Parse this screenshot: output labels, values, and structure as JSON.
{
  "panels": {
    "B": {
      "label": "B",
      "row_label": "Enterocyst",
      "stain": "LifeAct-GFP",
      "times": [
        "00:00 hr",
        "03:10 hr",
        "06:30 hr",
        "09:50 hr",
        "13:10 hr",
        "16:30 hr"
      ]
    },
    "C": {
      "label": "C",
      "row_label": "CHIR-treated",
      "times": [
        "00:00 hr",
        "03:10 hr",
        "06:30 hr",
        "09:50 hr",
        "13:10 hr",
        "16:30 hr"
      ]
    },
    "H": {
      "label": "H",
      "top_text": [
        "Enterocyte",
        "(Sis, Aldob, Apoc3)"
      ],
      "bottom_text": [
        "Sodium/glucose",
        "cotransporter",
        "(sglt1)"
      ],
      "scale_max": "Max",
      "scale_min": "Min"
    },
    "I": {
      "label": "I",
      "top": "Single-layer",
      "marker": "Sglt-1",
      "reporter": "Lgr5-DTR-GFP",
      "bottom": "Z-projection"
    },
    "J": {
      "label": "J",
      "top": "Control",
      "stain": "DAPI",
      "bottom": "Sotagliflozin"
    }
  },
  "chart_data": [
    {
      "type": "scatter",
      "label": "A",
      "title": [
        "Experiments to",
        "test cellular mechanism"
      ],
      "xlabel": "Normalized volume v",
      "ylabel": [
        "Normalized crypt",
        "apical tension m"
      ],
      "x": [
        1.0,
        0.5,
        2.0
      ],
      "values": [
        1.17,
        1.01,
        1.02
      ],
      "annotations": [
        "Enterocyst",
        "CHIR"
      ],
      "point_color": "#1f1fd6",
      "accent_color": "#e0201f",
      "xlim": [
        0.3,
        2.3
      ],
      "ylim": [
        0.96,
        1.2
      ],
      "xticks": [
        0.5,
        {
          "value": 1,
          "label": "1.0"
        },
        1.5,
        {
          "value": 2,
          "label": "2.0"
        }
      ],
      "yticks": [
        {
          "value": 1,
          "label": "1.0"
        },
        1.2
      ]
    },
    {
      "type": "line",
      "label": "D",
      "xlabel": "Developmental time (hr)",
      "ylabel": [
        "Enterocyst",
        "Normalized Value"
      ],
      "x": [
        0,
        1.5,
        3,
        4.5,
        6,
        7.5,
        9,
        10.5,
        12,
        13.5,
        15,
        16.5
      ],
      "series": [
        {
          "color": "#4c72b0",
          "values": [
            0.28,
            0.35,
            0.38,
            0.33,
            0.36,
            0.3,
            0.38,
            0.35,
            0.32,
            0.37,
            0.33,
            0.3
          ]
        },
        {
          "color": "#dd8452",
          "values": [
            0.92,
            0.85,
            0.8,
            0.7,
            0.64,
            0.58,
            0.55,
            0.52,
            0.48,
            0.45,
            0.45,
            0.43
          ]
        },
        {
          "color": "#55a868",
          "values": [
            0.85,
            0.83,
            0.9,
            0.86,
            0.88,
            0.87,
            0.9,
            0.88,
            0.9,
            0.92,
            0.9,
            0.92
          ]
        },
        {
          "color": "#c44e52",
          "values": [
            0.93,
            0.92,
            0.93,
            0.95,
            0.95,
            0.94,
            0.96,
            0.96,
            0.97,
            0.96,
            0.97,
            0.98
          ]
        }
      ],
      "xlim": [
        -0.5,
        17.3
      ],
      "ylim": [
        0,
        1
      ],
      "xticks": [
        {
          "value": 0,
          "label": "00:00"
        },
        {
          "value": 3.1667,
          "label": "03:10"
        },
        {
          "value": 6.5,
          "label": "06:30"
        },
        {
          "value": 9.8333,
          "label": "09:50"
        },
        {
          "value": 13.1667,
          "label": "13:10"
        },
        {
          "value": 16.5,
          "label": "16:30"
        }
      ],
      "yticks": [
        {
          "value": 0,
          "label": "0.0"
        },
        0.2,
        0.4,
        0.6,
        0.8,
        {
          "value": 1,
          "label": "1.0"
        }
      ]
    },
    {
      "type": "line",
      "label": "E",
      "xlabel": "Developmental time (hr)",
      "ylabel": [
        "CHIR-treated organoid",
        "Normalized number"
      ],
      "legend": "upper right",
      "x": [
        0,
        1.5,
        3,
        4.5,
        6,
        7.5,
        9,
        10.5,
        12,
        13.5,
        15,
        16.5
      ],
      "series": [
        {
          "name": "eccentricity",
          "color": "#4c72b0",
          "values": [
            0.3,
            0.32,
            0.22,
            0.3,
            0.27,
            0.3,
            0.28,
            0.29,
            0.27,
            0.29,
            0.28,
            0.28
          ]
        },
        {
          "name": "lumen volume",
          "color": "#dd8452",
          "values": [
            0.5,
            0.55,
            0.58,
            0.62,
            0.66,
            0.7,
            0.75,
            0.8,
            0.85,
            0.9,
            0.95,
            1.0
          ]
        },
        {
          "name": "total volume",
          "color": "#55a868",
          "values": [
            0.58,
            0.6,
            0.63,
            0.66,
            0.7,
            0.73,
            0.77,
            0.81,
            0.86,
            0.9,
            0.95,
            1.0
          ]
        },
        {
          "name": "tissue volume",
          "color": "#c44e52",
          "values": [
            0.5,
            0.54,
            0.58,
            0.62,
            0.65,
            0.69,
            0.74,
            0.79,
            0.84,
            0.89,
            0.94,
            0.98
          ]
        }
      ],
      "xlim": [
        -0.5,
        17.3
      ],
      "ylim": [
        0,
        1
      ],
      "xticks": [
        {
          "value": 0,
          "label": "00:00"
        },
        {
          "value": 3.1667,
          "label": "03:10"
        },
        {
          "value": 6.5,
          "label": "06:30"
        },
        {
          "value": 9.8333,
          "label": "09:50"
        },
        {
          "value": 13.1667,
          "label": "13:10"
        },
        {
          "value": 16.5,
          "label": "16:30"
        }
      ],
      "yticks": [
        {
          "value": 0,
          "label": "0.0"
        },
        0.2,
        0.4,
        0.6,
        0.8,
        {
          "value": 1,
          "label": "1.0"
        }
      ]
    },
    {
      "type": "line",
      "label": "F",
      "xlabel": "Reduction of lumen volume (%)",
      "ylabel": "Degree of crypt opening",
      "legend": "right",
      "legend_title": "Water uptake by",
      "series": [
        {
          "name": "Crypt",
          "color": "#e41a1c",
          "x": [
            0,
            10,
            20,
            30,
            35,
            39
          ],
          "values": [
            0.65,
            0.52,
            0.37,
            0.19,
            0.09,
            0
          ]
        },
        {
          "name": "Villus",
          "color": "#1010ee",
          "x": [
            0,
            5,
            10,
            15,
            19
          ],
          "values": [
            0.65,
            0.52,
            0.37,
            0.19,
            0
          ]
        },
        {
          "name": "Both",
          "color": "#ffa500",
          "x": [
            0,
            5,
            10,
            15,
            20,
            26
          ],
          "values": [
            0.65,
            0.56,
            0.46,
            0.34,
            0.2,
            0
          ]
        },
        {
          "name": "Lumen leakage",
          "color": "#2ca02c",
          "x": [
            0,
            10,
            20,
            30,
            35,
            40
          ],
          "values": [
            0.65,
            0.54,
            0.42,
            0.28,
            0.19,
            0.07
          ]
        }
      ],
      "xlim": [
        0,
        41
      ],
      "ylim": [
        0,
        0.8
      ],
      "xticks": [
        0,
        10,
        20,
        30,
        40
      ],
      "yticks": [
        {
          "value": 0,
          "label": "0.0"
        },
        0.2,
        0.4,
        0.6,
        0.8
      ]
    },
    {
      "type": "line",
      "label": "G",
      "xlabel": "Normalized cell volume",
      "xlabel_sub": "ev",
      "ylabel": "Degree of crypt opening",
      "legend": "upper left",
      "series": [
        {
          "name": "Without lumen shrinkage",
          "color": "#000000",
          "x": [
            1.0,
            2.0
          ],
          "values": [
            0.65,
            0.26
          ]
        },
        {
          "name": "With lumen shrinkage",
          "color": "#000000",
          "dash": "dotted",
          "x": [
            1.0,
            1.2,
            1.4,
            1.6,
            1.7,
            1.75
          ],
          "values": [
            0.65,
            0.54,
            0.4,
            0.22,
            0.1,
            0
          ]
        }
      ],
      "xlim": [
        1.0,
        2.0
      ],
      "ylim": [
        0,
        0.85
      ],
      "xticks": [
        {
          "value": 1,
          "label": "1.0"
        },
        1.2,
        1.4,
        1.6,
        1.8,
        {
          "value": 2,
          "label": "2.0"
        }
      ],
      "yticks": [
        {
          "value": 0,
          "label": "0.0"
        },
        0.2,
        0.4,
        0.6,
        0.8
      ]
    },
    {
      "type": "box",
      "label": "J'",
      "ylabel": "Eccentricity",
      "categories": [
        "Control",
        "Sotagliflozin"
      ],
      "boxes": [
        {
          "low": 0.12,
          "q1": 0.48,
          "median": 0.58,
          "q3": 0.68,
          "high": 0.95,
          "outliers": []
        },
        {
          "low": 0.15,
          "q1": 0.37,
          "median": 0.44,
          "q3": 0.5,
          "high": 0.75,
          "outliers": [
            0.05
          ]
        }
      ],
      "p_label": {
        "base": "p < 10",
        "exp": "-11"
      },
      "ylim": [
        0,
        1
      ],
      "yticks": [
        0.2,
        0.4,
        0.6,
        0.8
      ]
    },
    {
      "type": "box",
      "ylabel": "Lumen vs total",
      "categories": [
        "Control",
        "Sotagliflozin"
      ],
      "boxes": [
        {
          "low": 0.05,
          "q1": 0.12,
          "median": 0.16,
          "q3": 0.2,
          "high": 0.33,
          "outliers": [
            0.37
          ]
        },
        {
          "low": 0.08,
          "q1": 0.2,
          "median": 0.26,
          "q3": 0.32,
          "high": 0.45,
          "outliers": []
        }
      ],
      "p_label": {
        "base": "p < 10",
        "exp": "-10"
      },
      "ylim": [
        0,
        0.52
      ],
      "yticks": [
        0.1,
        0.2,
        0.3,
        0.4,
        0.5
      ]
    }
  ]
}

══════════════════════════════

- _PROBLEM TO WORK ON_: Check each line of the material above for "shrinkage" and say how many lines contain it, giving the number alone.

- _THE SOLUTION_: 2